◆ **What you need to do**: From the listing below, extract each line containing the string "bancários".

## START Task data

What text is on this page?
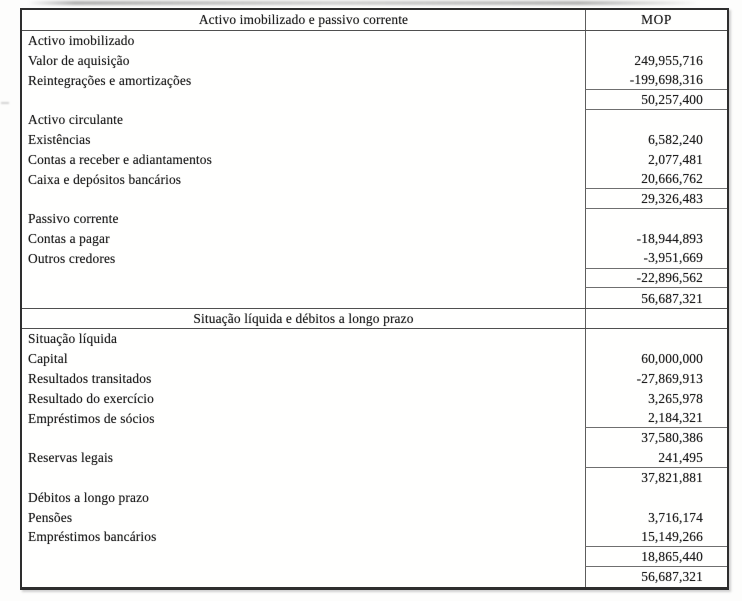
Activo imobilizado e passivo corrente	MOP
Activo imobilizado
Valor de aquisição	249,955,716
Reintegrações e amortizações	-199,698,316
50,257,400
Activo circulante
Existências	6,582,240
Contas a receber e adiantamentos	2,077,481
Caixa e depósitos bancários	20,666,762
29,326,483
Passivo corrente
Contas a pagar	-18,944,893
Outros credores	-3,951,669
-22,896,562
56,687,321
Situação líquida e débitos a longo prazo
Situação líquida
Capital	60,000,000
Resultados transitados	-27,869,913
Resultado do exercício	3,265,978
Empréstimos de sócios	2,184,321
37,580,386
Reservas legais	241,495
37,821,881
Débitos a longo prazo
Pensões	3,716,174
Empréstimos bancários	15,149,266
18,865,440
56,687,321
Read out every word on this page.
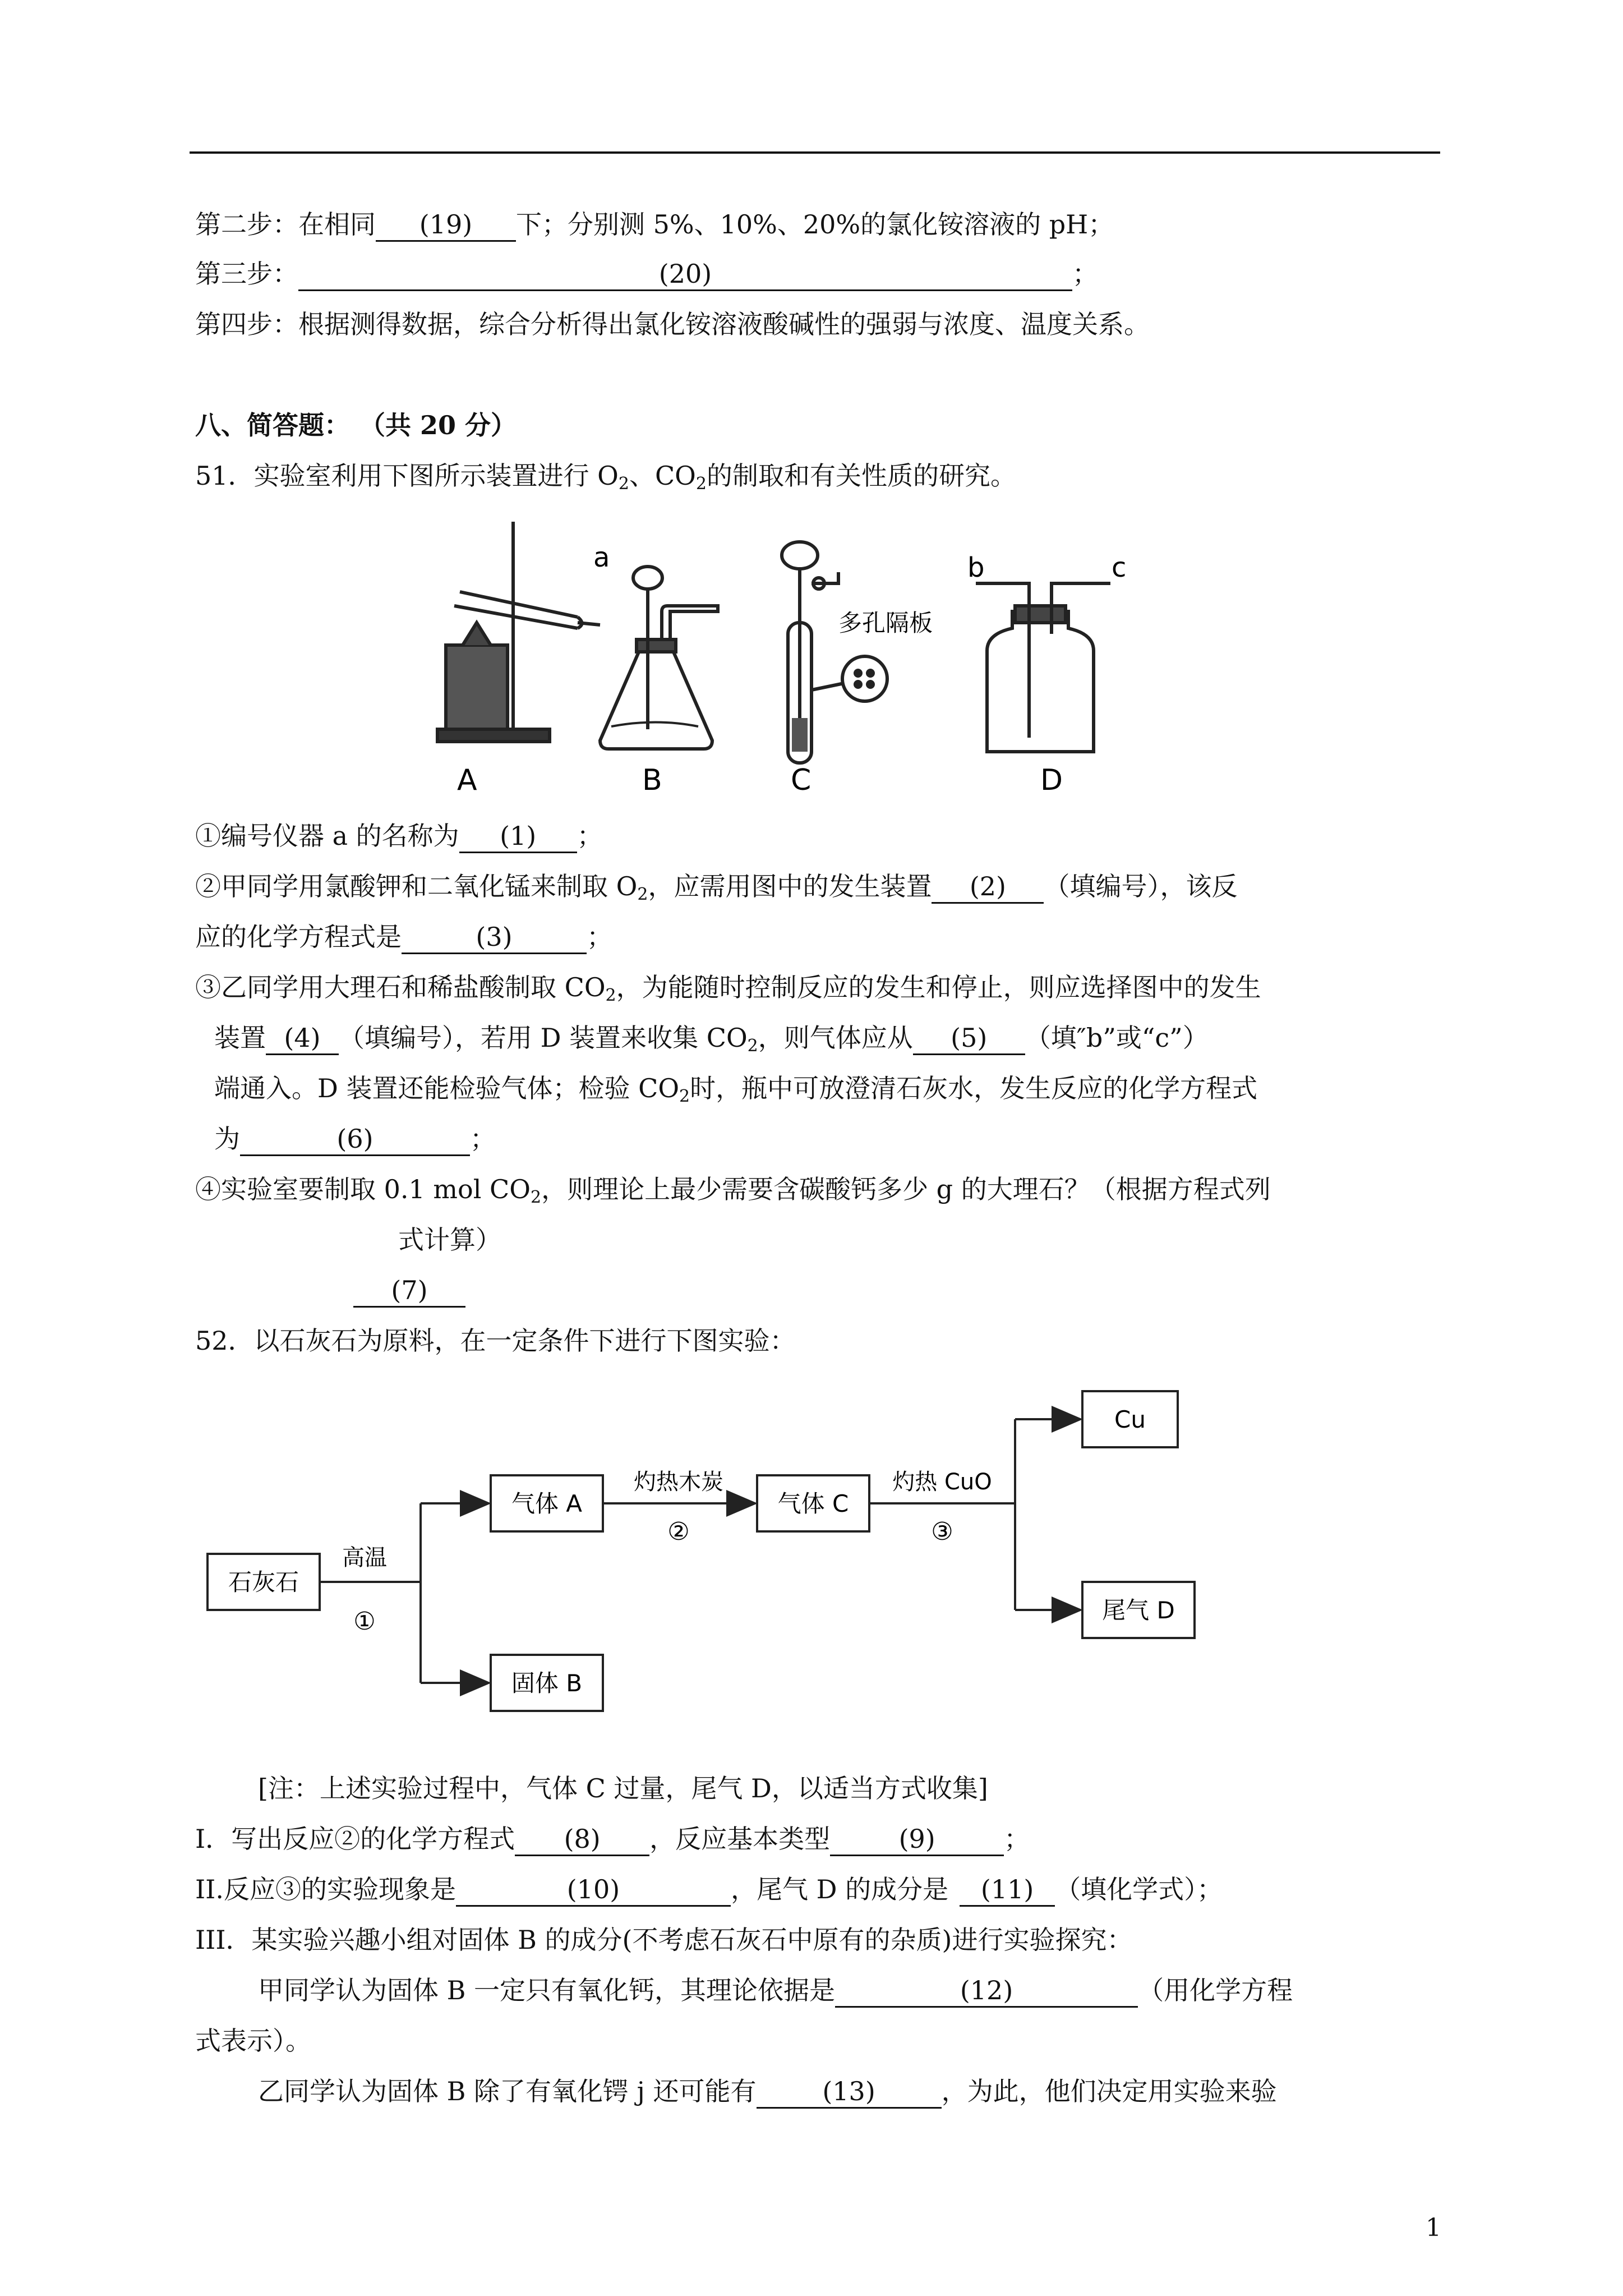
第二步：在相同 (19) 下；分别测 5%、10%、20%的氯化铵溶液的 pH；
第三步：	(20)	；
第四步：根据测得数据，综合分析得出氯化铵溶液酸碱性的强弱与浓度、温度关系。
八、简答题： （共 20 分）
51．实验室利用下图所示装置进行 $O_2$、$CO_2$的制取和有关性质的研究。
a	b	c
多孔隔板
A	B	C	D
①编号仪器 a 的名称为 (1) ；
②甲同学用氯酸钾和二氧化锰来制取 $O_2$，应需用图中的发生装置 (2) （填编号），该反
应的化学方程式是	(3)	；
③乙同学用大理石和稀盐酸制取 $CO_2$，为能随时控制反应的发生和停止，则应选择图中的发生
装置 (4) （填编号），若用 D 装置来收集 $CO_2$，则气体应从 (5) （填″b”或“c”）
端通入。D 装置还能检验气体；检验 $CO_2$时，瓶中可放澄清石灰水，发生反应的化学方程式
为	(6)	；
④实验室要制取 0.1 mol $CO_2$，则理论上最少需要含碳酸钙多少 g 的大理石？（根据方程式列
式计算）
(7)
52．以石灰石为原料，在一定条件下进行下图实验：
石灰石
高温
①
气体 A
灼热木炭
②
气体 C
灼热 CuO
③
Cu
尾气 D
固体 B
[注：上述实验过程中，气体 C 过量，尾气 D，以适当方式收集]
I．写出反应②的化学方程式 (8) ，反应基本类型	(9)	；
II.反应③的实验现象是	(10)	，尾气 D 的成分是 (11) （填化学式）；
III．某实验兴趣小组对固体 B 的成分(不考虑石灰石中原有的杂质)进行实验探究：
甲同学认为固体 B 一定只有氧化钙，其理论依据是	(12)	（用化学方程
式表示）。
乙同学认为固体 B 除了有氧化锷 j 还可能有	(13)	，为此，他们决定用实验来验
1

## END Task data

◆ **Solution to the exercise**:
Caixa e depósitos bancários	20,666,762
Empréstimos bancários	15,149,266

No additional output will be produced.